Data provided:
☆ ☆ ☆ ☆ ☆ ☆ ☆
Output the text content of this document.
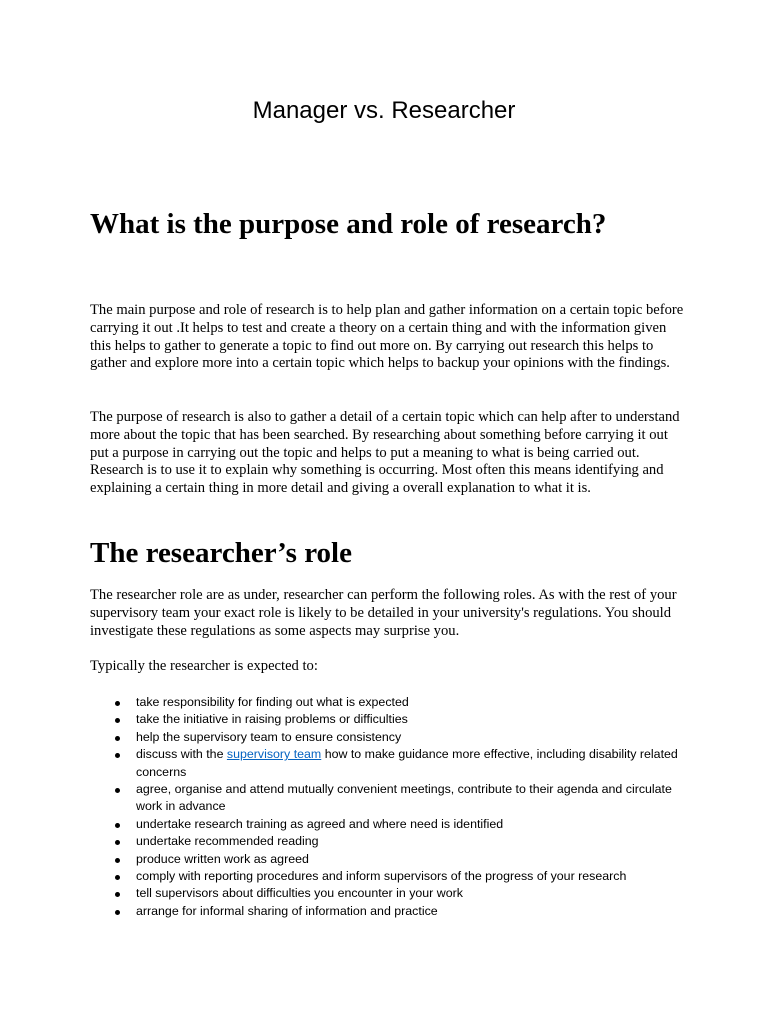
Manager vs. Researcher
What is the purpose and role of research?

The main purpose and role of research is to help plan and gather information on a certain topic before carrying it out .It helps to test and create a theory on a certain thing and with the information given this helps to gather to generate a topic to find out more on. By carrying out research this helps to gather and explore more into a certain topic which helps to backup your opinions with the findings.

The purpose of research is also to gather a detail of a certain topic which can help after to understand more about the topic that has been searched. By researching about something before carrying it out put a purpose in carrying out the topic and helps to put a meaning to what is being carried out. Research is to use it to explain why something is occurring. Most often this means identifying and explaining a certain thing in more detail and giving a overall explanation to what it is.

The researcher’s role

The researcher role are as under, researcher can perform the following roles. As with the rest of your supervisory team your exact role is likely to be detailed in your university's regulations. You should investigate these regulations as some aspects may surprise you.

Typically the researcher is expected to:

take responsibility for finding out what is expected
take the initiative in raising problems or difficulties
help the supervisory team to ensure consistency
discuss with the supervisory team how to make guidance more effective, including disability related concerns
agree, organise and attend mutually convenient meetings, contribute to their agenda and circulate work in advance
undertake research training as agreed and where need is identified
undertake recommended reading
produce written work as agreed
comply with reporting procedures and inform supervisors of the progress of your research
tell supervisors about difficulties you encounter in your work
arrange for informal sharing of information and practice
☆ ☆ ☆ ☆ ☆ ☆ ☆
What the task asks:
Every line should be retyped exactly, with the pictures omitted.

Written response:
Output the text content of this document.
Manager vs. Researcher
What is the purpose and role of research?

The main purpose and role of research is to help plan and gather information on a certain topic before carrying it out .It helps to test and create a theory on a certain thing and with the information given this helps to gather to generate a topic to find out more on. By carrying out research this helps to gather and explore more into a certain topic which helps to backup your opinions with the findings.

The purpose of research is also to gather a detail of a certain topic which can help after to understand more about the topic that has been searched. By researching about something before carrying it out put a purpose in carrying out the topic and helps to put a meaning to what is being carried out. Research is to use it to explain why something is occurring. Most often this means identifying and explaining a certain thing in more detail and giving a overall explanation to what it is.

The researcher’s role

The researcher role are as under, researcher can perform the following roles. As with the rest of your supervisory team your exact role is likely to be detailed in your university's regulations. You should investigate these regulations as some aspects may surprise you.

Typically the researcher is expected to:

take responsibility for finding out what is expected
take the initiative in raising problems or difficulties
help the supervisory team to ensure consistency
discuss with the supervisory team how to make guidance more effective, including disability related concerns
agree, organise and attend mutually convenient meetings, contribute to their agenda and circulate work in advance
undertake research training as agreed and where need is identified
undertake recommended reading
produce written work as agreed
comply with reporting procedures and inform supervisors of the progress of your research
tell supervisors about difficulties you encounter in your work
arrange for informal sharing of information and practice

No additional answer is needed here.